--- begin Given data ---

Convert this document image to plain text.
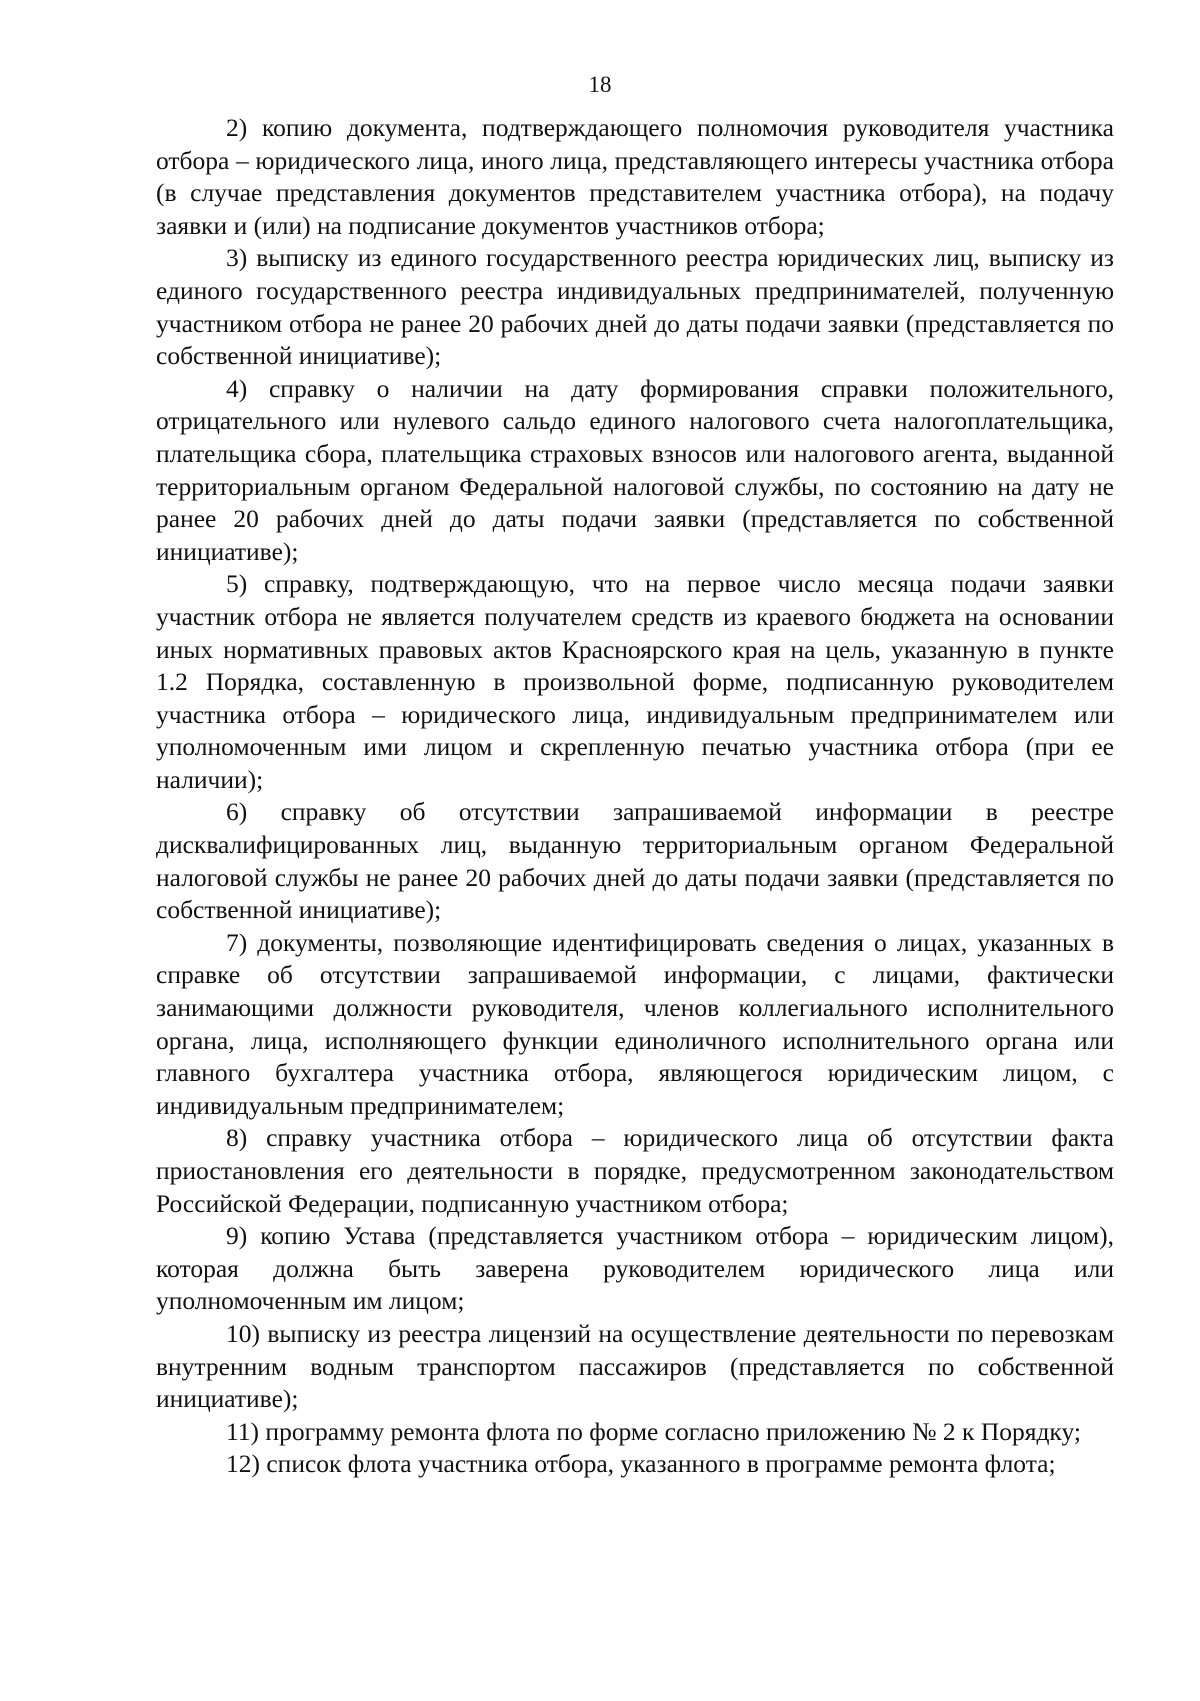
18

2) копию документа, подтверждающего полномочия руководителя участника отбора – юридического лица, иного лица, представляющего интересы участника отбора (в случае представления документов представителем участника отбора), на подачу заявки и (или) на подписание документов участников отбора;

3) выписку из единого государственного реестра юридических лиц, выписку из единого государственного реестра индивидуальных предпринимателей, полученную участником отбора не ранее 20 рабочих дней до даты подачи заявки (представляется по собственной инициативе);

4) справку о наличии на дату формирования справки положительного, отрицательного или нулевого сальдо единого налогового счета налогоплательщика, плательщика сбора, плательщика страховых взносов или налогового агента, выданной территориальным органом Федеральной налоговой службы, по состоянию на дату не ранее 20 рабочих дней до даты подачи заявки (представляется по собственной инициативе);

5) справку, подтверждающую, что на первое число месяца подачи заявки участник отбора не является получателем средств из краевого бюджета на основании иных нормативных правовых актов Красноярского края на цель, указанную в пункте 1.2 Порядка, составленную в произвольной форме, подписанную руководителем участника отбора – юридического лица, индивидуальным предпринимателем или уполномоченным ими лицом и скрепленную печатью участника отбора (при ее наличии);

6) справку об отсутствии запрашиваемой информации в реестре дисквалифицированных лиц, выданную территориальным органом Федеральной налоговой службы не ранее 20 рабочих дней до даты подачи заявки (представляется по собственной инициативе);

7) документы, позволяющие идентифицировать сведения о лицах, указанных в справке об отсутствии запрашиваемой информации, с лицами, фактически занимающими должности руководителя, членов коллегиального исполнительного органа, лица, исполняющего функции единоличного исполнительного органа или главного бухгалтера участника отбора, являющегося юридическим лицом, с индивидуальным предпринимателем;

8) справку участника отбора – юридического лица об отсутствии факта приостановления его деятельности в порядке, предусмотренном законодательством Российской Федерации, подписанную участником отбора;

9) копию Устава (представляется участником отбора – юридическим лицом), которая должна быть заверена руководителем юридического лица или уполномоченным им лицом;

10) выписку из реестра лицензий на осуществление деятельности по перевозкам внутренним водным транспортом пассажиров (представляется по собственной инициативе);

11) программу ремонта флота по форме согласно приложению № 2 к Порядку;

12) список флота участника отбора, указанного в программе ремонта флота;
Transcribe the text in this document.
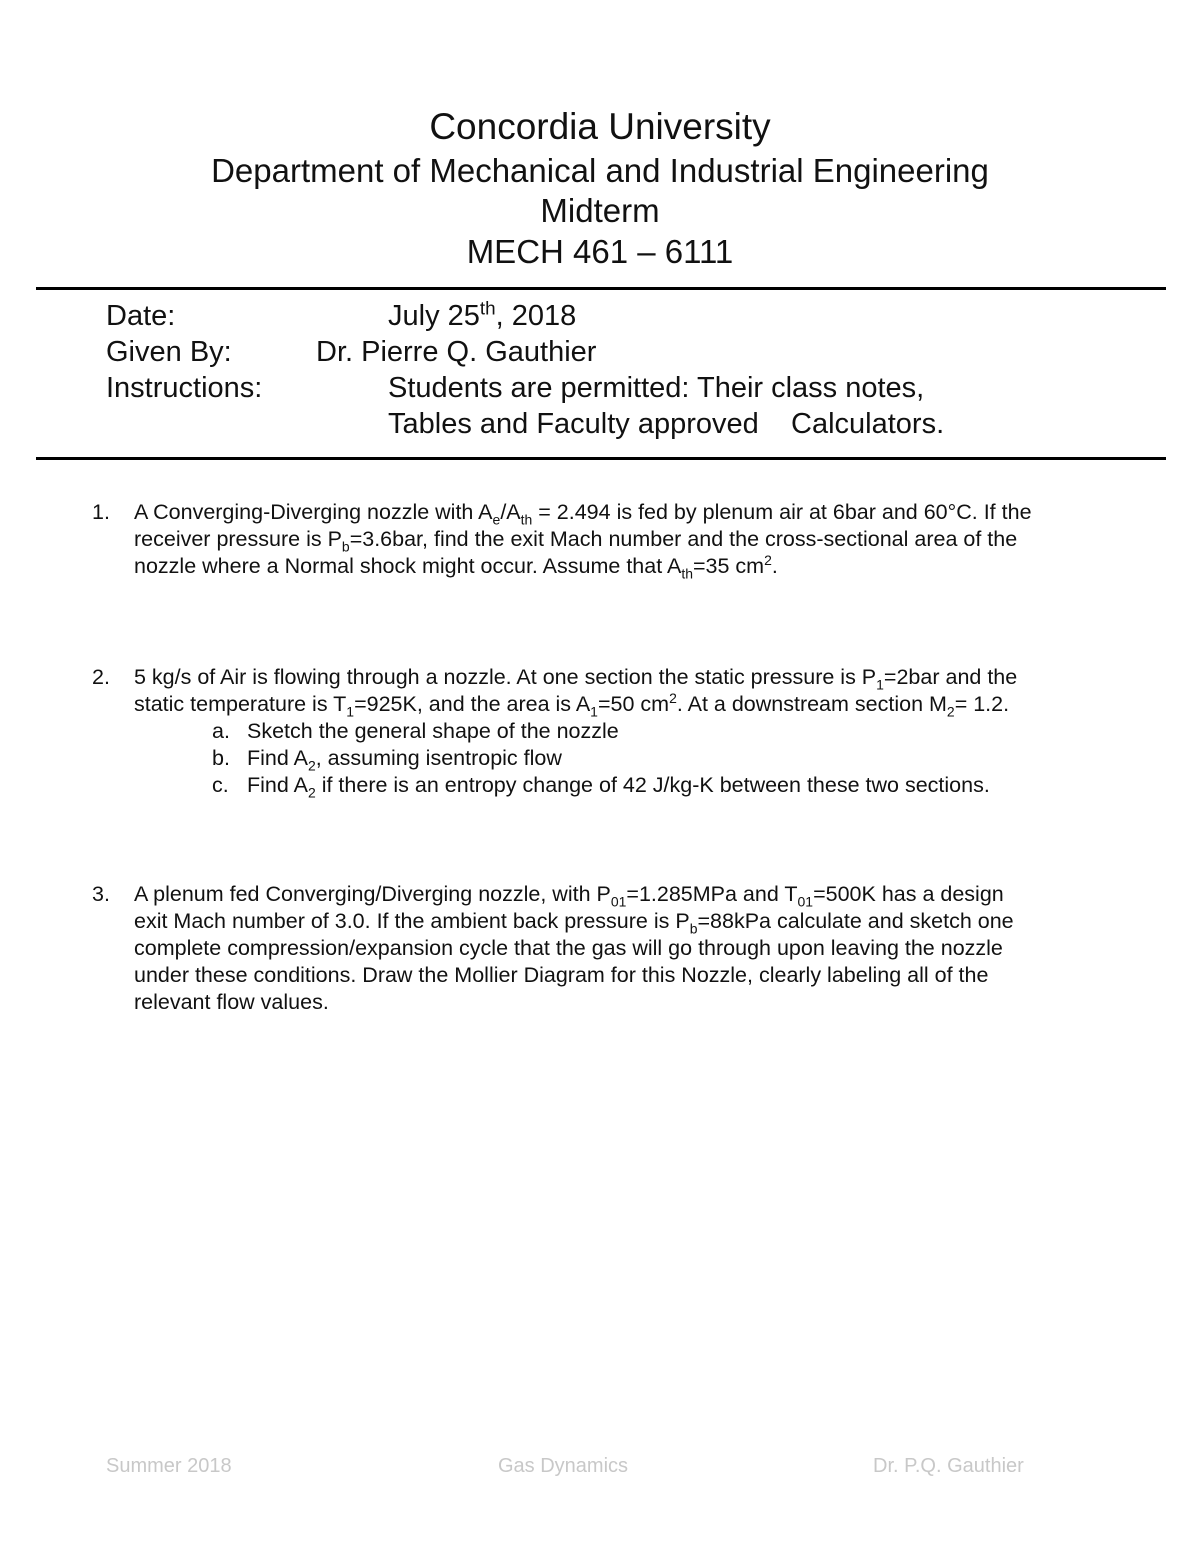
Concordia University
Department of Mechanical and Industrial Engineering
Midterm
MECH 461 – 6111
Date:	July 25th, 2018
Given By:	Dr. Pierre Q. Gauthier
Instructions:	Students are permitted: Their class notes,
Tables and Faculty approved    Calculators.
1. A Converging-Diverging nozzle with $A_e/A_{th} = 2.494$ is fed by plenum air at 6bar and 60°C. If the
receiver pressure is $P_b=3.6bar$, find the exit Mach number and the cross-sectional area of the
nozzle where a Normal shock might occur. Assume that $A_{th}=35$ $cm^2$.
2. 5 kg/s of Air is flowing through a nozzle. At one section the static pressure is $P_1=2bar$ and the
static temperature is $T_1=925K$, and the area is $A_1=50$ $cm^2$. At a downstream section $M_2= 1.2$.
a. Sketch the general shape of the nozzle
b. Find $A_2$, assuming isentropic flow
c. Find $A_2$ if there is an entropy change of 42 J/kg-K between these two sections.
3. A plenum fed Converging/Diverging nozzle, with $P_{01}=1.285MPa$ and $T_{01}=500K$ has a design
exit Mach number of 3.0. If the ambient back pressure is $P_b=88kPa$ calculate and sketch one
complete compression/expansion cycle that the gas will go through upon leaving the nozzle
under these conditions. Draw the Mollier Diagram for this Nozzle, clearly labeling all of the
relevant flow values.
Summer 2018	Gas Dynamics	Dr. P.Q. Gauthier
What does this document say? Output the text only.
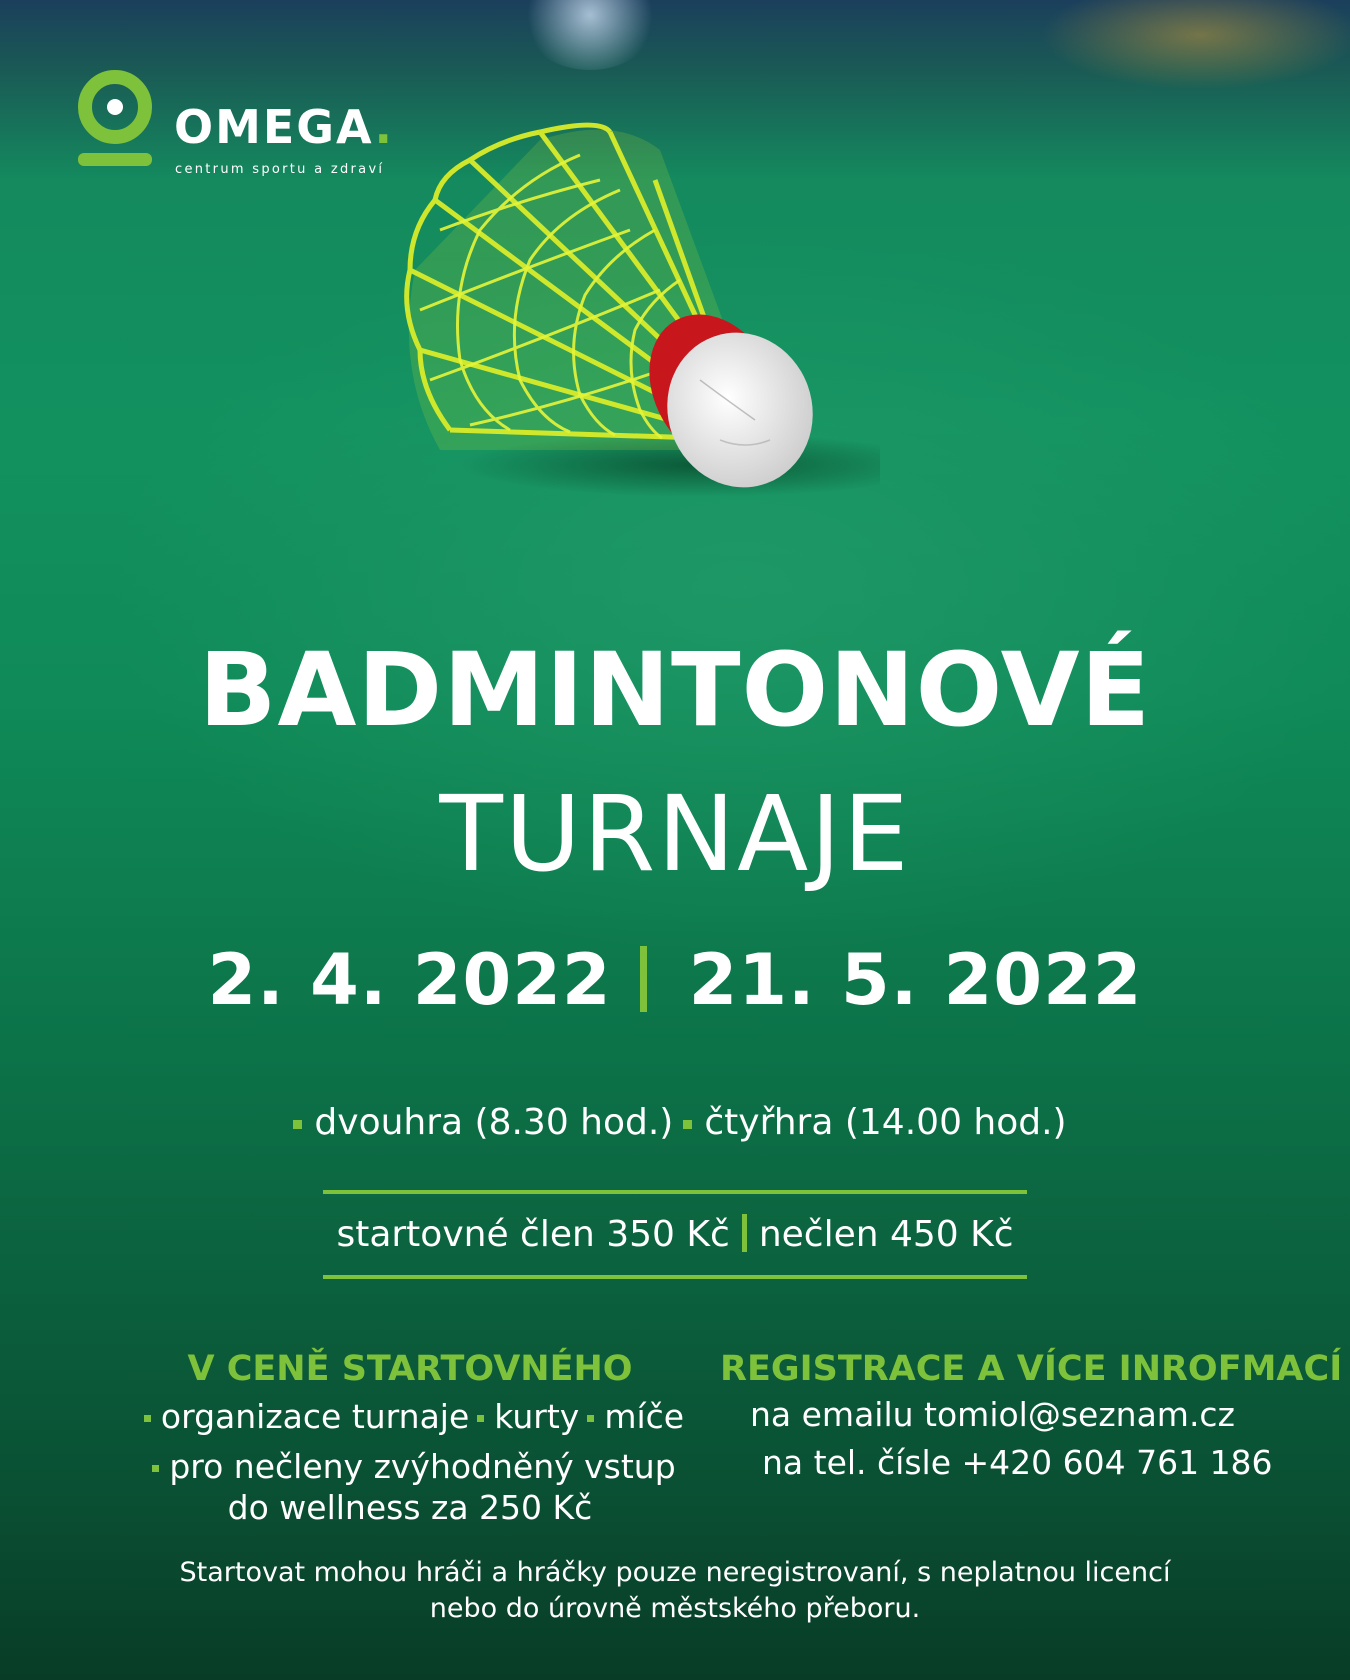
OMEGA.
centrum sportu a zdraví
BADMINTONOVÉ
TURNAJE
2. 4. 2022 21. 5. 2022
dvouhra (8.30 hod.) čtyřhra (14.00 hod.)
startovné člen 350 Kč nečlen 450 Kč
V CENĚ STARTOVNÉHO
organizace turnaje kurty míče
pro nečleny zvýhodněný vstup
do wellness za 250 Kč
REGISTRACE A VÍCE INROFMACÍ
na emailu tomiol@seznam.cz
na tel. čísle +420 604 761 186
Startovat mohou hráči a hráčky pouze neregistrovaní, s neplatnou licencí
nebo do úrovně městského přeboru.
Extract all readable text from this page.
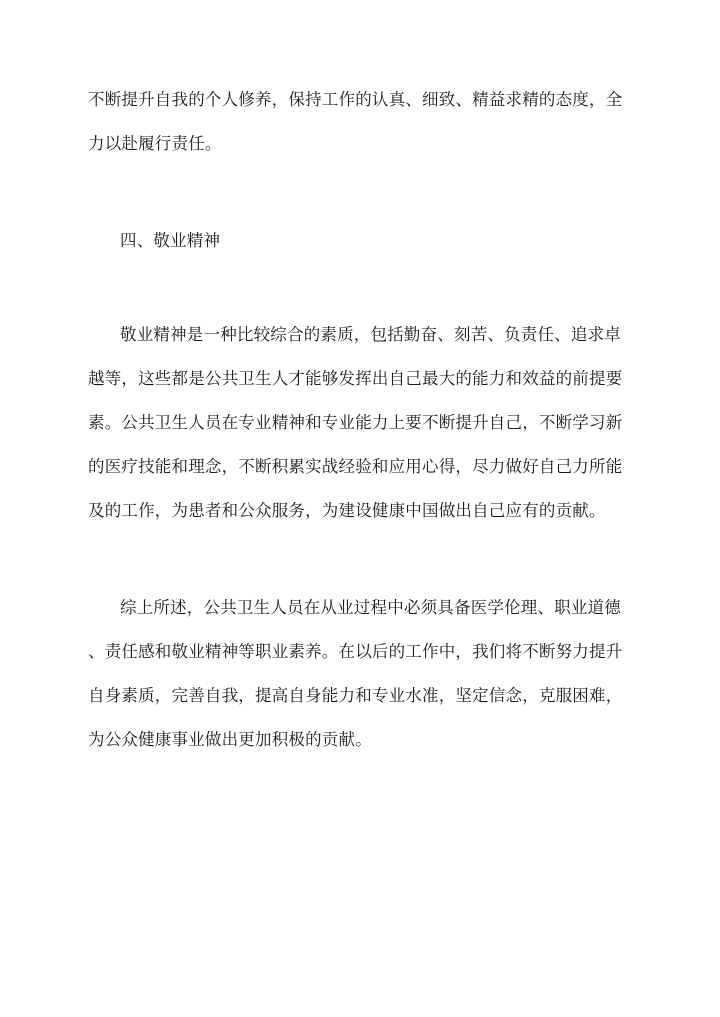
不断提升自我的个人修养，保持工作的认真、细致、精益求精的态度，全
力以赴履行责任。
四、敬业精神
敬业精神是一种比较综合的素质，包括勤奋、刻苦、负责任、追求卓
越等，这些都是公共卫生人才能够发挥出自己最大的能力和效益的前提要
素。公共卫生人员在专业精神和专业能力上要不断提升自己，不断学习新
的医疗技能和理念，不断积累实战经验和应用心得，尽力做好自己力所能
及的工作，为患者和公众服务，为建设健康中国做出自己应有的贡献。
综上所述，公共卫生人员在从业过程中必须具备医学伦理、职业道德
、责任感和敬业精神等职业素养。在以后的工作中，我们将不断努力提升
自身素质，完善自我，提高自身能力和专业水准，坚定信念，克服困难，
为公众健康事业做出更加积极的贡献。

--- end Given data ---

▸ Directive
Quote the records above in full, dropping each picture.

▸ Exercise solution
Convert this document image to plain text.
18

2) копию документа, подтверждающего полномочия руководителя участника отбора – юридического лица, иного лица, представляющего интересы участника отбора (в случае представления документов представителем участника отбора), на подачу заявки и (или) на подписание документов участников отбора;

3) выписку из единого государственного реестра юридических лиц, выписку из единого государственного реестра индивидуальных предпринимателей, полученную участником отбора не ранее 20 рабочих дней до даты подачи заявки (представляется по собственной инициативе);

4) справку о наличии на дату формирования справки положительного, отрицательного или нулевого сальдо единого налогового счета налогоплательщика, плательщика сбора, плательщика страховых взносов или налогового агента, выданной территориальным органом Федеральной налоговой службы, по состоянию на дату не ранее 20 рабочих дней до даты подачи заявки (представляется по собственной инициативе);

5) справку, подтверждающую, что на первое число месяца подачи заявки участник отбора не является получателем средств из краевого бюджета на основании иных нормативных правовых актов Красноярского края на цель, указанную в пункте 1.2 Порядка, составленную в произвольной форме, подписанную руководителем участника отбора – юридического лица, индивидуальным предпринимателем или уполномоченным ими лицом и скрепленную печатью участника отбора (при ее наличии);

6) справку об отсутствии запрашиваемой информации в реестре дисквалифицированных лиц, выданную территориальным органом Федеральной налоговой службы не ранее 20 рабочих дней до даты подачи заявки (представляется по собственной инициативе);

7) документы, позволяющие идентифицировать сведения о лицах, указанных в справке об отсутствии запрашиваемой информации, с лицами, фактически занимающими должности руководителя, членов коллегиального исполнительного органа, лица, исполняющего функции единоличного исполнительного органа или главного бухгалтера участника отбора, являющегося юридическим лицом, с индивидуальным предпринимателем;

8) справку участника отбора – юридического лица об отсутствии факта приостановления его деятельности в порядке, предусмотренном законодательством Российской Федерации, подписанную участником отбора;

9) копию Устава (представляется участником отбора – юридическим лицом), которая должна быть заверена руководителем юридического лица или уполномоченным им лицом;

10) выписку из реестра лицензий на осуществление деятельности по перевозкам внутренним водным транспортом пассажиров (представляется по собственной инициативе);

11) программу ремонта флота по форме согласно приложению № 2 к Порядку;

12) список флота участника отбора, указанного в программе ремонта флота;
Transcribe the text in this document.
Concordia University
Department of Mechanical and Industrial Engineering
Midterm
MECH 461 – 6111
Date:	July 25th, 2018
Given By:	Dr. Pierre Q. Gauthier
Instructions:	Students are permitted: Their class notes,
Tables and Faculty approved    Calculators.
1. A Converging-Diverging nozzle with $A_e/A_{th} = 2.494$ is fed by plenum air at 6bar and 60°C. If the
receiver pressure is $P_b=3.6bar$, find the exit Mach number and the cross-sectional area of the
nozzle where a Normal shock might occur. Assume that $A_{th}=35$ $cm^2$.
2. 5 kg/s of Air is flowing through a nozzle. At one section the static pressure is $P_1=2bar$ and the
static temperature is $T_1=925K$, and the area is $A_1=50$ $cm^2$. At a downstream section $M_2= 1.2$.
a. Sketch the general shape of the nozzle
b. Find $A_2$, assuming isentropic flow
c. Find $A_2$ if there is an entropy change of 42 J/kg-K between these two sections.
3. A plenum fed Converging/Diverging nozzle, with $P_{01}=1.285MPa$ and $T_{01}=500K$ has a design
exit Mach number of 3.0. If the ambient back pressure is $P_b=88kPa$ calculate and sketch one
complete compression/expansion cycle that the gas will go through upon leaving the nozzle
under these conditions. Draw the Mollier Diagram for this Nozzle, clearly labeling all of the
relevant flow values.
Summer 2018	Gas Dynamics	Dr. P.Q. Gauthier
What does this document say? Output the text only.
OMEGA.
centrum sportu a zdraví
BADMINTONOVÉ
TURNAJE
2. 4. 2022 21. 5. 2022
dvouhra (8.30 hod.) čtyřhra (14.00 hod.)
startovné člen 350 Kč nečlen 450 Kč
V CENĚ STARTOVNÉHO
organizace turnaje kurty míče
pro nečleny zvýhodněný vstup
do wellness za 250 Kč
REGISTRACE A VÍCE INROFMACÍ
na emailu tomiol@seznam.cz
na tel. čísle +420 604 761 186
Startovat mohou hráči a hráčky pouze neregistrovaní, s neplatnou licencí
nebo do úrovně městského přeboru.
Extract all readable text from this page.
不断提升自我的个人修养，保持工作的认真、细致、精益求精的态度，全
力以赴履行责任。
四、敬业精神
敬业精神是一种比较综合的素质，包括勤奋、刻苦、负责任、追求卓
越等，这些都是公共卫生人才能够发挥出自己最大的能力和效益的前提要
素。公共卫生人员在专业精神和专业能力上要不断提升自己，不断学习新
的医疗技能和理念，不断积累实战经验和应用心得，尽力做好自己力所能
及的工作，为患者和公众服务，为建设健康中国做出自己应有的贡献。
综上所述，公共卫生人员在从业过程中必须具备医学伦理、职业道德
、责任感和敬业精神等职业素养。在以后的工作中，我们将不断努力提升
自身素质，完善自我，提高自身能力和专业水准，坚定信念，克服困难，
为公众健康事业做出更加积极的贡献。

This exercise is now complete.